> **Task brief**:
Filter the records below down to lines containing "普通高中教科书".

(Stored entries)
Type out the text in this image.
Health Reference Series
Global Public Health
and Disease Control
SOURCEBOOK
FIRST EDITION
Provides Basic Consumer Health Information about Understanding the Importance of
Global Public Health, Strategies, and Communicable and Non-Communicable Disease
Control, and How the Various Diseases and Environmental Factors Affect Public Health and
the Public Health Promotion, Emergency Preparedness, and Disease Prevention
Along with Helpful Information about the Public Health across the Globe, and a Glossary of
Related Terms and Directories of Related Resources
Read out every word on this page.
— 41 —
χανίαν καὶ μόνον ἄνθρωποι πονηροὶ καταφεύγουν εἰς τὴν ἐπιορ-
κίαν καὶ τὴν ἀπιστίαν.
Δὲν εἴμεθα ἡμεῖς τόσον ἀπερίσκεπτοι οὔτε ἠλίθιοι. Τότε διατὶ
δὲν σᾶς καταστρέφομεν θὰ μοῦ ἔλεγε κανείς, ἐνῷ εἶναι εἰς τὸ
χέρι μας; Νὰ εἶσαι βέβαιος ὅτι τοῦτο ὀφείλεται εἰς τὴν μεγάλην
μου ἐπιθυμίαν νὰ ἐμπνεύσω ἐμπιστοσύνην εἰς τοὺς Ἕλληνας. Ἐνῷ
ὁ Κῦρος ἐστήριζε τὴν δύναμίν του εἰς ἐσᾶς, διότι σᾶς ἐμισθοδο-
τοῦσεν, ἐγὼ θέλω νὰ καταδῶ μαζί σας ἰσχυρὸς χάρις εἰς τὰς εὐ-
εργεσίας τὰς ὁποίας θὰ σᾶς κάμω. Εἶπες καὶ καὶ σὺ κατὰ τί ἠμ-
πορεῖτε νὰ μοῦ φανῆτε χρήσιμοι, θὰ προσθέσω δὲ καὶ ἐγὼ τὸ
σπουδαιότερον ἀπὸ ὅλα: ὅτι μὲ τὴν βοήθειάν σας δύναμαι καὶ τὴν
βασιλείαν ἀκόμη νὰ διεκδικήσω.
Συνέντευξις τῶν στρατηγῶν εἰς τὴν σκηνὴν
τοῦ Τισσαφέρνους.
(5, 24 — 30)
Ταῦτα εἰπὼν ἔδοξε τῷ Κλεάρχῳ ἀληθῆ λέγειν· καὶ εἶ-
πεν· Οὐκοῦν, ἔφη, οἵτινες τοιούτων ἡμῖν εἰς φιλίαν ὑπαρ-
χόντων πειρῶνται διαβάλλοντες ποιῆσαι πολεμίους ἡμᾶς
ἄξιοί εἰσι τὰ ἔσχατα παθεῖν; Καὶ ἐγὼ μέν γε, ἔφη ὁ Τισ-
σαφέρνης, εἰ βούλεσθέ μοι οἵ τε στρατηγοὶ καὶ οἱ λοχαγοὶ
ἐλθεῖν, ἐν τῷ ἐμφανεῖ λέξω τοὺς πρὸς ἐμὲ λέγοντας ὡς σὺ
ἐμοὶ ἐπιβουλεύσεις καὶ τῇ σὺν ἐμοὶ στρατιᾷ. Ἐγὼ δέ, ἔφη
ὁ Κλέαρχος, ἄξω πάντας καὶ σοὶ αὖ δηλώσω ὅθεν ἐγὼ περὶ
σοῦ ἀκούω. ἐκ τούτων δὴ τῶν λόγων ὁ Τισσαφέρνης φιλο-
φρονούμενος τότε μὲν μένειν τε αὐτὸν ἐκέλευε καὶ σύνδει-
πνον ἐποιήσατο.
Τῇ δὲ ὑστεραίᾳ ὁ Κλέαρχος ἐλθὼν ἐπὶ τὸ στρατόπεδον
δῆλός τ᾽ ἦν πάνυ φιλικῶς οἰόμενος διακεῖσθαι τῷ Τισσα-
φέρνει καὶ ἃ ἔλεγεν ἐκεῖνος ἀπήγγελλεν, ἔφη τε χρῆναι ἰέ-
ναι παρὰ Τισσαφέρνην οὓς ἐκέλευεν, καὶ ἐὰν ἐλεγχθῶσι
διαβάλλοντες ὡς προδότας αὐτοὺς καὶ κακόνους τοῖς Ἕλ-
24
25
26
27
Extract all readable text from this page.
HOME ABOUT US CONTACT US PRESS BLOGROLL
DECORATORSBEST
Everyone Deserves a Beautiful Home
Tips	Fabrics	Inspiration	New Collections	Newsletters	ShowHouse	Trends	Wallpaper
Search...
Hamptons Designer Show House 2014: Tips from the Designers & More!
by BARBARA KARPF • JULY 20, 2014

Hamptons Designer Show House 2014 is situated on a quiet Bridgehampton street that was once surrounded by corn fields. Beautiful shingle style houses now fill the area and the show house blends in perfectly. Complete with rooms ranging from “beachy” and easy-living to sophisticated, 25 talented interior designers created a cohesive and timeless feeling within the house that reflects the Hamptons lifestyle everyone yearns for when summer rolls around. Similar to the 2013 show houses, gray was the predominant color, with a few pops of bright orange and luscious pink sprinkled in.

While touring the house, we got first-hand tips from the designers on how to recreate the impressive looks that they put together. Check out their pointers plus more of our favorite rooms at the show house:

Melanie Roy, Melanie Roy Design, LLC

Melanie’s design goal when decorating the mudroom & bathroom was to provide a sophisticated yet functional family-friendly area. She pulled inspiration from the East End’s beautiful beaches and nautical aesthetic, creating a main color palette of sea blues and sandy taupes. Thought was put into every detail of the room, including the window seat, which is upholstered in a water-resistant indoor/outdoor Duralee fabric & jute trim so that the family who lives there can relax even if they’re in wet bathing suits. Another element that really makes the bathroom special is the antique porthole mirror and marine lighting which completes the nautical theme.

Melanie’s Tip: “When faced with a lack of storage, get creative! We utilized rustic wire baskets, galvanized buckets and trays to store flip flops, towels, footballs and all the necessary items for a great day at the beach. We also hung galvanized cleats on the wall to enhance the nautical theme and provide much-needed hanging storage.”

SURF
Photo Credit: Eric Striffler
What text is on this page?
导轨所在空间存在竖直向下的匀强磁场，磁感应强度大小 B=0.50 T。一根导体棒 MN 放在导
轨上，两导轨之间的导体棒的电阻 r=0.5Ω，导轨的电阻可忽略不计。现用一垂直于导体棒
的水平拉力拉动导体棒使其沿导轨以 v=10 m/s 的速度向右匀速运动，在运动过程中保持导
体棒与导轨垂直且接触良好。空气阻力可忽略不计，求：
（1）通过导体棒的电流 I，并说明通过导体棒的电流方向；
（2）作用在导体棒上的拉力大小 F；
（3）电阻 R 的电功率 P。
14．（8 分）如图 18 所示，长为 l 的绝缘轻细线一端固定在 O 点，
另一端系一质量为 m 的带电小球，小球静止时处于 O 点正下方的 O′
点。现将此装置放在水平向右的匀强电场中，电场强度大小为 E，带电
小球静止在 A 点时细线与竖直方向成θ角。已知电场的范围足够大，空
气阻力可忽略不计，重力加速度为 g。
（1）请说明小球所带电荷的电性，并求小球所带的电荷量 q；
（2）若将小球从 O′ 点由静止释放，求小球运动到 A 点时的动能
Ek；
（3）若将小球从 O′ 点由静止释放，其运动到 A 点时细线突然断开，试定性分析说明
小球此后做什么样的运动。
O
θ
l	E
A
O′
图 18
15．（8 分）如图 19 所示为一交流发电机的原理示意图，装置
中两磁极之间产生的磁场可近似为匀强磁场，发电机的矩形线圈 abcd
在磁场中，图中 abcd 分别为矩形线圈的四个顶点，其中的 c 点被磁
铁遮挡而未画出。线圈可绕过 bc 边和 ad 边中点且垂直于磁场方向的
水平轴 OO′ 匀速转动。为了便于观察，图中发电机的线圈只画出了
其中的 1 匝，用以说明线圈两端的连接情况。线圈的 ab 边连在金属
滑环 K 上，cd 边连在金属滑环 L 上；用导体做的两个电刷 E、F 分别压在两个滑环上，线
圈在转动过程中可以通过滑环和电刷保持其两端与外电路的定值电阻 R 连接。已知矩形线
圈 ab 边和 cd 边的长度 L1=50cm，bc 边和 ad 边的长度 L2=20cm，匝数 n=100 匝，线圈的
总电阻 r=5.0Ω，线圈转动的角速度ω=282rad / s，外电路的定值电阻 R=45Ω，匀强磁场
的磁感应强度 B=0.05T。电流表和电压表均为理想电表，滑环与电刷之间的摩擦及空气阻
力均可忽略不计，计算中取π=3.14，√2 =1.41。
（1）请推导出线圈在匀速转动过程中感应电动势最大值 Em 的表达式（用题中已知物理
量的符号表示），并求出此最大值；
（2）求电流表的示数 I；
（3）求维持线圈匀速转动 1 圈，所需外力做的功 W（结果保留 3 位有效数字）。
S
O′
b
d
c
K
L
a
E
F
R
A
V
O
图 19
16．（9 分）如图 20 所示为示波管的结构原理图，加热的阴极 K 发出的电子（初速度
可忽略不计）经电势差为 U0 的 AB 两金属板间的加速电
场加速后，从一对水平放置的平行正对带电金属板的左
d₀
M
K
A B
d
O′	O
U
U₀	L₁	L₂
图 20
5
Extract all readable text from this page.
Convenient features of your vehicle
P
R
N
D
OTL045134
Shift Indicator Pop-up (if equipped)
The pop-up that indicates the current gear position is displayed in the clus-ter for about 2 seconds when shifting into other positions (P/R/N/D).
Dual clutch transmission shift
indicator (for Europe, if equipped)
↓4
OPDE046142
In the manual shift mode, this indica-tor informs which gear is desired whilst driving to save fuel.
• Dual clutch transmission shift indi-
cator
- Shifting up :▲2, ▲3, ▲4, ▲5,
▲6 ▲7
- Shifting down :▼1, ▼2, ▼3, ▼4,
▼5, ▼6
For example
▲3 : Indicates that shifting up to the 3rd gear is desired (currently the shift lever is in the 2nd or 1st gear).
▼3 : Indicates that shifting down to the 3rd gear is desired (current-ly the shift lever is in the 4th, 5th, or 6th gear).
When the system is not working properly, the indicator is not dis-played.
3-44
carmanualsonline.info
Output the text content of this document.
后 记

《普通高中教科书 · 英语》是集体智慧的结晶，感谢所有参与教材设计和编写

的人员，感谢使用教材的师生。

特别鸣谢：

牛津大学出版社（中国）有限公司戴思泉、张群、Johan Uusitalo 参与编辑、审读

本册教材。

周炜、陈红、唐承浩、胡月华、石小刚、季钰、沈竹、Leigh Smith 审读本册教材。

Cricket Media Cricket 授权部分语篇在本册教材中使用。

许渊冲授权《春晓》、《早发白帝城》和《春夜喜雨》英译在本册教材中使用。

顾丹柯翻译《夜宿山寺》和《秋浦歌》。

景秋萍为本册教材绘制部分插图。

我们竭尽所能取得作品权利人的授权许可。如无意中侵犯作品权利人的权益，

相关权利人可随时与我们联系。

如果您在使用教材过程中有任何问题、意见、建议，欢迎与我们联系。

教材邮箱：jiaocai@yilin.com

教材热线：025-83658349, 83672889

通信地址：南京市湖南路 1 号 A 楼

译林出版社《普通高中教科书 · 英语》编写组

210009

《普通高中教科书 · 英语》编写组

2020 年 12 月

> **Exercise solution**:
《普通高中教科书 · 英语》是集体智慧的结晶，感谢所有参与教材设计和编写
译林出版社《普通高中教科书 · 英语》编写组
《普通高中教科书 · 英语》编写组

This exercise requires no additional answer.